• JOB:
Restate the full set of records exactly, without adding or dropping a word.

• DATA EXTRACT:
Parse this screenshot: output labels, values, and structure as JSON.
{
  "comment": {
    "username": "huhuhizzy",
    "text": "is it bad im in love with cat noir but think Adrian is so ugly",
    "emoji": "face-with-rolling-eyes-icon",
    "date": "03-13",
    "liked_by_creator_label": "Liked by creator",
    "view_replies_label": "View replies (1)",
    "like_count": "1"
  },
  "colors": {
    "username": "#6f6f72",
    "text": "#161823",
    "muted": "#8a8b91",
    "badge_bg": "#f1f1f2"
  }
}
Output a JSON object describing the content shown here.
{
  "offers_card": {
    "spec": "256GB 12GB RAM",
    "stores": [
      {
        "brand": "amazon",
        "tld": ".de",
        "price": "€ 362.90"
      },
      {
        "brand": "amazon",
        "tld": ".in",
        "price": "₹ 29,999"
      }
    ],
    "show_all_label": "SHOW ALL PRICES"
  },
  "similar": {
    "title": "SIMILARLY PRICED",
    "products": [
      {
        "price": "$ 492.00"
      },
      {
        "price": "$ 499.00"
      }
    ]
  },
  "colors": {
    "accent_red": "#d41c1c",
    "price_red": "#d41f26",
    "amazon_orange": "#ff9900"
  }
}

• REPLY TO THE EXERCISE:
Parse this screenshot: output labels, values, and structure as JSON.
{
  "comment": {
    "username": "huhuhizzy",
    "text": "is it bad im in love with cat noir but think Adrian is so ugly",
    "emoji": "face-with-rolling-eyes-icon",
    "date": "03-13",
    "liked_by_creator_label": "Liked by creator",
    "view_replies_label": "View replies (1)",
    "like_count": "1"
  },
  "colors": {
    "username": "#6f6f72",
    "text": "#161823",
    "muted": "#8a8b91",
    "badge_bg": "#f1f1f2"
  }
}
Output a JSON object describing the content shown here.
{
  "offers_card": {
    "spec": "256GB 12GB RAM",
    "stores": [
      {
        "brand": "amazon",
        "tld": ".de",
        "price": "€ 362.90"
      },
      {
        "brand": "amazon",
        "tld": ".in",
        "price": "₹ 29,999"
      }
    ],
    "show_all_label": "SHOW ALL PRICES"
  },
  "similar": {
    "title": "SIMILARLY PRICED",
    "products": [
      {
        "price": "$ 492.00"
      },
      {
        "price": "$ 499.00"
      }
    ]
  },
  "colors": {
    "accent_red": "#d41c1c",
    "price_red": "#d41f26",
    "amazon_orange": "#ff9900"
  }
}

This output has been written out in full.